::: Entries provided :::

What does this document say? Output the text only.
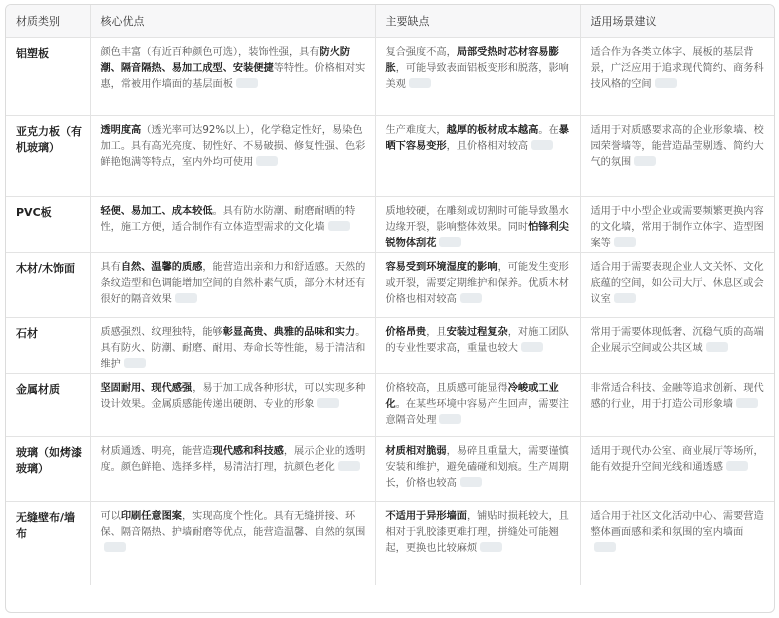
材质类别	核心优点	主要缺点	适用场景建议
铝塑板	颜色丰富（有近百种颜色可选），装饰性强，具有防火防潮、隔音隔热、易加工成型、安装便捷等特性。价格相对实惠，常被用作墙面的基层面板	复合强度不高，局部受热时芯材容易膨胀，可能导致表面铝板变形和脱落，影响美观	适合作为各类立体字、展板的基层背景，广泛应用于追求现代简约、商务科技风格的空间
亚克力板（有机玻璃）	透明度高（透光率可达92%以上），化学稳定性好，易染色加工。具有高光亮度、韧性好、不易破损、修复性强、色彩鲜艳饱满等特点，室内外均可使用	生产难度大，越厚的板材成本越高。在暴晒下容易变形，且价格相对较高	适用于对质感要求高的企业形象墙、校园荣誉墙等，能营造晶莹剔透、简约大气的氛围
PVC板	轻便、易加工、成本较低。具有防水防潮、耐磨耐晒的特性，施工方便，适合制作有立体造型需求的文化墙	质地较硬，在雕刻或切割时可能导致墨水边缘开裂，影响整体效果。同时怕锋利尖锐物体刮花	适用于中小型企业或需要频繁更换内容的文化墙，常用于制作立体字、造型图案等
木材/木饰面	具有自然、温馨的质感，能营造出亲和力和舒适感。天然的条纹造型和色调能增加空间的自然朴素气质，部分木材还有很好的隔音效果	容易受到环境湿度的影响，可能发生变形或开裂，需要定期维护和保养。优质木材价格也相对较高	适合用于需要表现企业人文关怀、文化底蕴的空间，如公司大厅、休息区或会议室
石材	质感强烈、纹理独特，能够彰显高贵、典雅的品味和实力。具有防火、防潮、耐磨、耐用、寿命长等性能，易于清洁和维护	价格昂贵，且安装过程复杂，对施工团队的专业性要求高，重量也较大	常用于需要体现低奢、沉稳气质的高端企业展示空间或公共区域
金属材质	坚固耐用、现代感强，易于加工成各种形状，可以实现多种设计效果。金属质感能传递出硬朗、专业的形象	价格较高，且质感可能显得冷峻或工业化。在某些环境中容易产生回声，需要注意隔音处理	非常适合科技、金融等追求创新、现代感的行业，用于打造公司形象墙
玻璃（如烤漆玻璃）	材质通透、明亮，能营造现代感和科技感，展示企业的透明度。颜色鲜艳、选择多样，易清洁打理，抗颜色老化	材质相对脆弱，易碎且重量大，需要谨慎安装和维护，避免磕碰和划痕。生产周期长，价格也较高	适用于现代办公室、商业展厅等场所，能有效提升空间光线和通透感
无缝壁布/墙布	可以印刷任意图案，实现高度个性化。具有无缝拼接、环保、隔音隔热、护墙耐磨等优点，能营造温馨、自然的氛围	不适用于异形墙面，铺贴时损耗较大，且相对于乳胶漆更难打理，拼缝处可能翘起，更换也比较麻烦	适合用于社区文化活动中心、需要营造整体画面感和柔和氛围的室内墙面
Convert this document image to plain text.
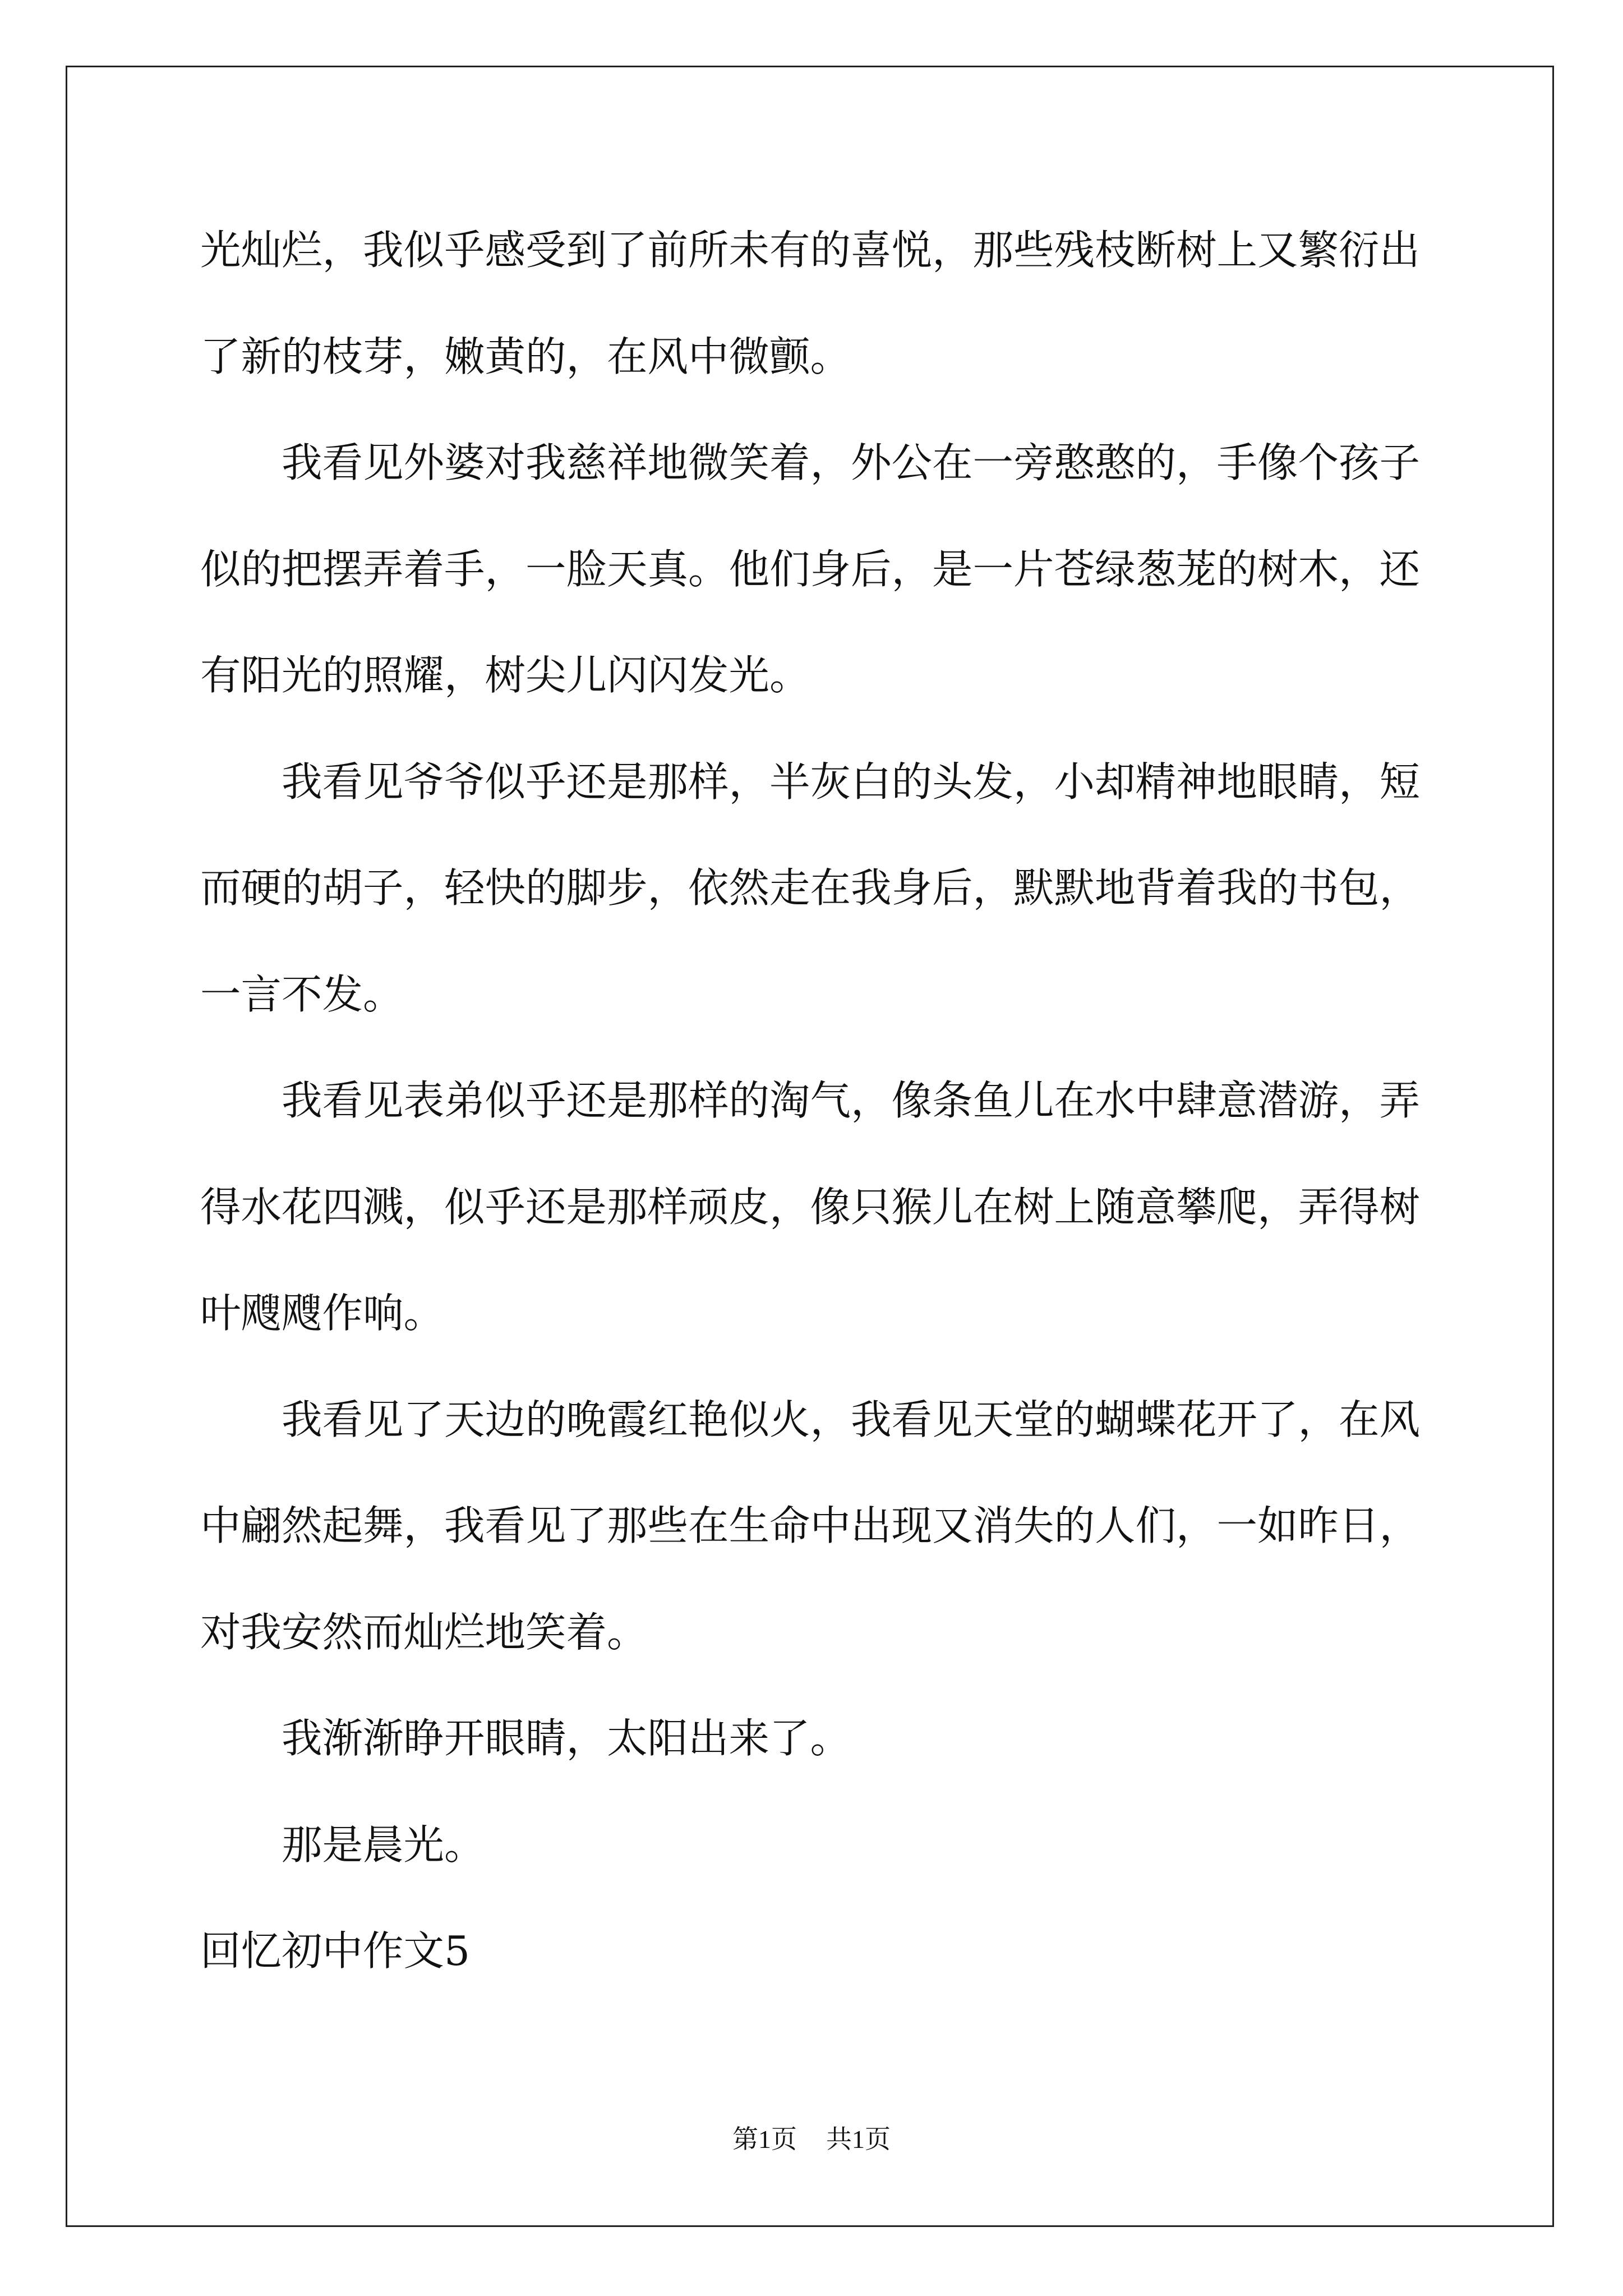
光灿烂，我似乎感受到了前所未有的喜悦，那些残枝断树上又繁衍出
了新的枝芽，嫩黄的，在风中微颤。
我看见外婆对我慈祥地微笑着，外公在一旁憨憨的，手像个孩子
似的把摆弄着手，一脸天真。他们身后，是一片苍绿葱茏的树木，还
有阳光的照耀，树尖儿闪闪发光。
我看见爷爷似乎还是那样，半灰白的头发，小却精神地眼睛，短
而硬的胡子，轻快的脚步，依然走在我身后，默默地背着我的书包，
一言不发。
我看见表弟似乎还是那样的淘气，像条鱼儿在水中肆意潜游，弄
得水花四溅，似乎还是那样顽皮，像只猴儿在树上随意攀爬，弄得树
叶飕飕作响。
我看见了天边的晚霞红艳似火，我看见天堂的蝴蝶花开了，在风
中翩然起舞，我看见了那些在生命中出现又消失的人们，一如昨日，
对我安然而灿烂地笑着。
我渐渐睁开眼睛，太阳出来了。
那是晨光。
回忆初中作文5
第1页 共1页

:::

Short problem |
Find the lines above holding the word "document" and show them.

Solution for this exercise |
What does this document say? Output the text only.
Convert this document image to plain text.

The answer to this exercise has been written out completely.